**DIRECTION:** Copy out the entries below in full and exactly.
#### RECORDS TO USE ####
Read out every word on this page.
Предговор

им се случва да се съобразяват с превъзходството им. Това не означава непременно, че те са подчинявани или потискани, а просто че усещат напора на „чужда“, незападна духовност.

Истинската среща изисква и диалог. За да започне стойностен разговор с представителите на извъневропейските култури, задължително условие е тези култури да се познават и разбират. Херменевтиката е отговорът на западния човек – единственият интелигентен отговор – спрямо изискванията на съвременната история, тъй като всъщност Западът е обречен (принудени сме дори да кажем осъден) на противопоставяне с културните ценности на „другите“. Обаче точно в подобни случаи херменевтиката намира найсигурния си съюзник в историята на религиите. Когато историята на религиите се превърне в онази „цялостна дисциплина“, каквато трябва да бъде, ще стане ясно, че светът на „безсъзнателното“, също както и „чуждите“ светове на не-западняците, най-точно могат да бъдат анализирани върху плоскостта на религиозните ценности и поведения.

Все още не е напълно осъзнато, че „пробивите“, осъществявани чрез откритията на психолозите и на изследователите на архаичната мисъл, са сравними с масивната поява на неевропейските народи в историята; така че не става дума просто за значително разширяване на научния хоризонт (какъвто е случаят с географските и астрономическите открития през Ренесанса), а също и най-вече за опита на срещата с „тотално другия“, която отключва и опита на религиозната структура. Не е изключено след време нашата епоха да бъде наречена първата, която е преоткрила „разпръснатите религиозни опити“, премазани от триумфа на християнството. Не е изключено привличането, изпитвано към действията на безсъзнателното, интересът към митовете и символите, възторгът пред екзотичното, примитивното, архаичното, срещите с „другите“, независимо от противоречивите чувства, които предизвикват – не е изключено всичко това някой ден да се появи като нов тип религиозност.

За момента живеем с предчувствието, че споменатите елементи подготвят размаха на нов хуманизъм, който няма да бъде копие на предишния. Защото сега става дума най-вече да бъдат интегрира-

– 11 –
####
**ANSWER TO THE EXERCISE:**
Read out every word on this page.
Предговор

им се случва да се съобразяват с превъзходството им. Това не означава непременно, че те са подчинявани или потискани, а просто че усещат напора на „чужда“, незападна духовност.

Истинската среща изисква и диалог. За да започне стойностен разговор с представителите на извъневропейските култури, задължително условие е тези култури да се познават и разбират. Херменевтиката е отговорът на западния човек – единственият интелигентен отговор – спрямо изискванията на съвременната история, тъй като всъщност Западът е обречен (принудени сме дори да кажем осъден) на противопоставяне с културните ценности на „другите“. Обаче точно в подобни случаи херменевтиката намира найсигурния си съюзник в историята на религиите. Когато историята на религиите се превърне в онази „цялостна дисциплина“, каквато трябва да бъде, ще стане ясно, че светът на „безсъзнателното“, също както и „чуждите“ светове на не-западняците, най-точно могат да бъдат анализирани върху плоскостта на религиозните ценности и поведения.

Все още не е напълно осъзнато, че „пробивите“, осъществявани чрез откритията на психолозите и на изследователите на архаичната мисъл, са сравними с масивната поява на неевропейските народи в историята; така че не става дума просто за значително разширяване на научния хоризонт (какъвто е случаят с географските и астрономическите открития през Ренесанса), а също и най-вече за опита на срещата с „тотално другия“, която отключва и опита на религиозната структура. Не е изключено след време нашата епоха да бъде наречена първата, която е преоткрила „разпръснатите религиозни опити“, премазани от триумфа на християнството. Не е изключено привличането, изпитвано към действията на безсъзнателното, интересът към митовете и символите, възторгът пред екзотичното, примитивното, архаичното, срещите с „другите“, независимо от противоречивите чувства, които предизвикват – не е изключено всичко това някой ден да се появи като нов тип религиозност.

За момента живеем с предчувствието, че споменатите елементи подготвят размаха на нов хуманизъм, който няма да бъде копие на предишния. Защото сега става дума най-вече да бъдат интегрира-

– 11 –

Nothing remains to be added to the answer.